_WHAT IS BEING ASKED_: Spot each line that carries the word "Holly"; copy those lines.

_RECORDS FOR THIS EXERCISE_:
============
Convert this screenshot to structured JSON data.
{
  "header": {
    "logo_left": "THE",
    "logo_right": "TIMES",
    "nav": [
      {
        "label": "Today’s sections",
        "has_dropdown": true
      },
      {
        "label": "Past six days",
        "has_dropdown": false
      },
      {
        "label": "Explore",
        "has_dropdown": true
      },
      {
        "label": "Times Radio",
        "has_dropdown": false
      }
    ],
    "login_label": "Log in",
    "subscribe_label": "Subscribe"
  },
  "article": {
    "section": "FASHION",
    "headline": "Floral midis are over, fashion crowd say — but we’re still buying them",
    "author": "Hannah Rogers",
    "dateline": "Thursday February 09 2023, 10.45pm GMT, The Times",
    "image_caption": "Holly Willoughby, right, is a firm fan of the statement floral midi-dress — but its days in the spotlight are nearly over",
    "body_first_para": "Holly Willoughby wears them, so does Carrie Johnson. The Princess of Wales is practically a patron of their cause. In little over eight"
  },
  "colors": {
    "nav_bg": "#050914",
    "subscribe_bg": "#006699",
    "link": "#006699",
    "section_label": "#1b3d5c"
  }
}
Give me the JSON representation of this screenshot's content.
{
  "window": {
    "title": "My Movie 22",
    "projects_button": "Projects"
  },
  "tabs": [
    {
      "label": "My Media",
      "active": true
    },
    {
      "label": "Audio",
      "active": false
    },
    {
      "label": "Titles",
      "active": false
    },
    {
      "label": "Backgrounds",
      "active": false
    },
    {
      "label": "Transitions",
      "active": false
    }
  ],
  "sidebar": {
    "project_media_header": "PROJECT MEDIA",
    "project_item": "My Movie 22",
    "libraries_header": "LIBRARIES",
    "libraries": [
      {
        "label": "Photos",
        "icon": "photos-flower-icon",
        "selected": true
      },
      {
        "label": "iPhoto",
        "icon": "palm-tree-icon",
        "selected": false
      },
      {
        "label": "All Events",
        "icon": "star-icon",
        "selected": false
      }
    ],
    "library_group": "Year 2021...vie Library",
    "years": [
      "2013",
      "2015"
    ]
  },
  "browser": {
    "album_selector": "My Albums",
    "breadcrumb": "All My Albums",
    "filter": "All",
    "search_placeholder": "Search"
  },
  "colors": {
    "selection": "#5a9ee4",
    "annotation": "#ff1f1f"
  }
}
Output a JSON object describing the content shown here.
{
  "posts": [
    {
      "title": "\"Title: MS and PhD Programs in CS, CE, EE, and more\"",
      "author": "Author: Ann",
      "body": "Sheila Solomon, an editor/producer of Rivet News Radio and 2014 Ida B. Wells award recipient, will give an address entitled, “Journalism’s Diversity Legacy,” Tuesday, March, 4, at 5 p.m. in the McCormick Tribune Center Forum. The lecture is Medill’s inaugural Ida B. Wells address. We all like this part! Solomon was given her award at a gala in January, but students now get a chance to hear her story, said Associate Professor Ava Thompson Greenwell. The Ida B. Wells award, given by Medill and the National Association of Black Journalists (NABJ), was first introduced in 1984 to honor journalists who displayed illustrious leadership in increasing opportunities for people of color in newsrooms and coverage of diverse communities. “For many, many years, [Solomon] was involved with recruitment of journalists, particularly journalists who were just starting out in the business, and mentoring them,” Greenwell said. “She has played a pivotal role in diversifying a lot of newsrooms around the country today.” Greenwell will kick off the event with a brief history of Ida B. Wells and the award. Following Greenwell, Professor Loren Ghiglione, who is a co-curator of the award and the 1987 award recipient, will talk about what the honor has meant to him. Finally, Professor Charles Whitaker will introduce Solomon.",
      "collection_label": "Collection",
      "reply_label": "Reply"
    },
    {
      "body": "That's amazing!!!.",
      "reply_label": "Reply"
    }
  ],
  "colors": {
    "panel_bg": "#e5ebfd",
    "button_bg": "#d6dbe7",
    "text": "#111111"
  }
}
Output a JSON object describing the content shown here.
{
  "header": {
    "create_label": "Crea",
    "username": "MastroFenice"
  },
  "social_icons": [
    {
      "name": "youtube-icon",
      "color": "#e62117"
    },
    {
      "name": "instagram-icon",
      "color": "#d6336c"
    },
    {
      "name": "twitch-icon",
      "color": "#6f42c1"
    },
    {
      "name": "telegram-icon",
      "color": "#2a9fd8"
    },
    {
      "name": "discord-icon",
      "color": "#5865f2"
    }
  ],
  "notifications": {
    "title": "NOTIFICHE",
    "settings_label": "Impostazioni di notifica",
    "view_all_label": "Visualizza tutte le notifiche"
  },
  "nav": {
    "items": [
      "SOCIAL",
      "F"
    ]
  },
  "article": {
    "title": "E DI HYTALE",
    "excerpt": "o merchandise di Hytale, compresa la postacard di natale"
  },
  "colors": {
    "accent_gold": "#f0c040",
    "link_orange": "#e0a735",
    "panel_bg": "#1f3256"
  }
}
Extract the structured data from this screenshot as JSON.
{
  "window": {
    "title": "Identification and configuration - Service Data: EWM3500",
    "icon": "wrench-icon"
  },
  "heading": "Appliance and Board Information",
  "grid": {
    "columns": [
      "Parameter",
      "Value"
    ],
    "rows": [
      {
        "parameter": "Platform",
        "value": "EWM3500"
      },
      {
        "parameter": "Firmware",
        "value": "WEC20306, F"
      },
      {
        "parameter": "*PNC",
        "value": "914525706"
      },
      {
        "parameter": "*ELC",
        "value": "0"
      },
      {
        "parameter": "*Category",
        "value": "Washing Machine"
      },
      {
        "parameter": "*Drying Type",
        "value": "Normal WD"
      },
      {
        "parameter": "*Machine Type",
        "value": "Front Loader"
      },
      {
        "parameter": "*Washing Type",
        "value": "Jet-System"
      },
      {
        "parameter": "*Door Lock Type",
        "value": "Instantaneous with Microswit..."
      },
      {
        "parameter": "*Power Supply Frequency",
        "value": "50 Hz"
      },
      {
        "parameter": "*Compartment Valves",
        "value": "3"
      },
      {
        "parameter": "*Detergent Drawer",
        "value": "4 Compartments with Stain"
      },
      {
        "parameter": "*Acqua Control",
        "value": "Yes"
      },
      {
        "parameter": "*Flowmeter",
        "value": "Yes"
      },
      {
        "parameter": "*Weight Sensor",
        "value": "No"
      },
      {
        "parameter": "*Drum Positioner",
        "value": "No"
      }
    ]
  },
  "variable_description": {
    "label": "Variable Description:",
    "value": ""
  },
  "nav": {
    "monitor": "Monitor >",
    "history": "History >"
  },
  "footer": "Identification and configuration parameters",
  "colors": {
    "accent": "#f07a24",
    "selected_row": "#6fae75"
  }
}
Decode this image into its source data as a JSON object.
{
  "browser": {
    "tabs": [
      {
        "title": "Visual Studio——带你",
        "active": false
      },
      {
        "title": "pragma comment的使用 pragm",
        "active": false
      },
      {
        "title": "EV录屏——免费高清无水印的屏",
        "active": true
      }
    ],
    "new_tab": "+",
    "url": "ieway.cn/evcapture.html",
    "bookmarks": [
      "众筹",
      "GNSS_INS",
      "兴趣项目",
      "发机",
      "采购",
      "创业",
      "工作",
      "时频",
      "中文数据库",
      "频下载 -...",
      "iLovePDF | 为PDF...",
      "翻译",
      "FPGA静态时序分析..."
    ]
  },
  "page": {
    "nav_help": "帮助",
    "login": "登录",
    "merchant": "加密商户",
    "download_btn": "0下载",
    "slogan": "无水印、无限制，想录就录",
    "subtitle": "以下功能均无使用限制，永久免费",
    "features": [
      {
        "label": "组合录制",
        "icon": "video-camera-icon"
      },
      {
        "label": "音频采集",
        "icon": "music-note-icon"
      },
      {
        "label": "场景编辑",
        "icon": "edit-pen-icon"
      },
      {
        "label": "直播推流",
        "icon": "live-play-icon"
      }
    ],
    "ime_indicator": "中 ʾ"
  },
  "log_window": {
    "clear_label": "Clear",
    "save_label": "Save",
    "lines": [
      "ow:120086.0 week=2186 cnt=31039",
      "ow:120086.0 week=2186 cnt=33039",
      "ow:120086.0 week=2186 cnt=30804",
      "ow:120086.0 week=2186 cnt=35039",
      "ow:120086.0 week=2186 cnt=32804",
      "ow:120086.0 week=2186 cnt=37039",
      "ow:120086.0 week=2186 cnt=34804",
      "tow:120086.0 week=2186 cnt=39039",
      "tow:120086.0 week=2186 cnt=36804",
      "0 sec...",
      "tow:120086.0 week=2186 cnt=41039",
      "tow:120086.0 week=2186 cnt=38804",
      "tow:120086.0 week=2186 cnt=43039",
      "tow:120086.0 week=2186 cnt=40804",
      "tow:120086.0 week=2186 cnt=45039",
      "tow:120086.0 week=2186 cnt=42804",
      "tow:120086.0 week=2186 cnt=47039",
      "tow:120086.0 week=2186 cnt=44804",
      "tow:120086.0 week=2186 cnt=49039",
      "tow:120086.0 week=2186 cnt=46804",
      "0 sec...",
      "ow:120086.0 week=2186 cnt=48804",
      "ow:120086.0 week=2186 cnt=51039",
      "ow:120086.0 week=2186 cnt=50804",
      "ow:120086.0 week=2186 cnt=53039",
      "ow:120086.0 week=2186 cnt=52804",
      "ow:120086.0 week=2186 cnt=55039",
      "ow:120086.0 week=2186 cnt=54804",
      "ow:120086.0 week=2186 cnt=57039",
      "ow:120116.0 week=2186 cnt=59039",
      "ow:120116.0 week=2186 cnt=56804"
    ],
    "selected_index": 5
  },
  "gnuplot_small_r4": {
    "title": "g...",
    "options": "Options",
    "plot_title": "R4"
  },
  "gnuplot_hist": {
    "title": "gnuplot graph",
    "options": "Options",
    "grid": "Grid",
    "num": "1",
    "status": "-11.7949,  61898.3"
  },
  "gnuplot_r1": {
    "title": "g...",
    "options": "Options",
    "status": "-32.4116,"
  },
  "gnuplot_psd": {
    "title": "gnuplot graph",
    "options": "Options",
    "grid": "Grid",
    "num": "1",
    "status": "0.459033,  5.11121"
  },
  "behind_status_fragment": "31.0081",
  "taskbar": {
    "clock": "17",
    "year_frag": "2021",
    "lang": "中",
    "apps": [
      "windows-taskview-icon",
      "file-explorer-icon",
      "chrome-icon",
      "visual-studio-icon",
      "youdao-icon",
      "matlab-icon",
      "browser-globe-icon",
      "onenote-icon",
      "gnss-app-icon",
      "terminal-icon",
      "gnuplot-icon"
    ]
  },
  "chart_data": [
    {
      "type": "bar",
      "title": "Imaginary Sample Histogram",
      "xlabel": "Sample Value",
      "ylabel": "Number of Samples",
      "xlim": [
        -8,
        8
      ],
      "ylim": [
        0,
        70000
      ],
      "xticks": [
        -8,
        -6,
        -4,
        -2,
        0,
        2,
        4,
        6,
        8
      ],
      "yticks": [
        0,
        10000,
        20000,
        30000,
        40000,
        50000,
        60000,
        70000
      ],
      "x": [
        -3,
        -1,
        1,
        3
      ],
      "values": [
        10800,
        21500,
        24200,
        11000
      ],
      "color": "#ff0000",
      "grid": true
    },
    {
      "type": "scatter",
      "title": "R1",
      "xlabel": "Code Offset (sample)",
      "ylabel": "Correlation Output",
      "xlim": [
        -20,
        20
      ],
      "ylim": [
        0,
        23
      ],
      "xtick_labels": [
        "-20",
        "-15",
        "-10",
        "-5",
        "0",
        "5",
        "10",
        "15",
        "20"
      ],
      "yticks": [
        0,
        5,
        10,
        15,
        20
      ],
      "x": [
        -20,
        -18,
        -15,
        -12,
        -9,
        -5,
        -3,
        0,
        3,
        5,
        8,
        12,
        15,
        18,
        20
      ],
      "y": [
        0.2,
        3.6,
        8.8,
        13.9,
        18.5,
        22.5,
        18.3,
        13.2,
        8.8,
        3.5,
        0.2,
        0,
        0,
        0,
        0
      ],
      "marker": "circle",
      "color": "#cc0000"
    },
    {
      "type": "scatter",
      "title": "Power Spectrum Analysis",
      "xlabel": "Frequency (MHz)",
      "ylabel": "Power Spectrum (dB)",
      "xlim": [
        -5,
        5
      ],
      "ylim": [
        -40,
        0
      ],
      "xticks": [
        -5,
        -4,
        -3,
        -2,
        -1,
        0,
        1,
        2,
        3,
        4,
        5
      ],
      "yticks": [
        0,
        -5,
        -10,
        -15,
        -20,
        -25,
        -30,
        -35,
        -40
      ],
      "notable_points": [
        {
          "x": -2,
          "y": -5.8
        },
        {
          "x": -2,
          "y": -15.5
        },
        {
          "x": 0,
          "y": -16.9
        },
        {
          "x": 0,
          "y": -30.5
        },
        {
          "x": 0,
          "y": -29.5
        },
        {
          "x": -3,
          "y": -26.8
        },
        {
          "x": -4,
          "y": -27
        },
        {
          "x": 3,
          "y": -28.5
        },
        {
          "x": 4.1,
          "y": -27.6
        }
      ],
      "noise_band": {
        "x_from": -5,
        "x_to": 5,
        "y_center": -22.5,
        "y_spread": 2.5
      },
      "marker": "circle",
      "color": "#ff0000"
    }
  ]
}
============
_RESPONSE TO THIS TASK_:
    "image_caption": "Holly Willoughby, right, is a firm fan of the statement floral midi-dress — but its days in the spotlight are nearly over",
    "body_first_para": "Holly Willoughby wears them, so does Carrie Johnson. The Princess of Wales is practically a patron of their cause. In little over eight"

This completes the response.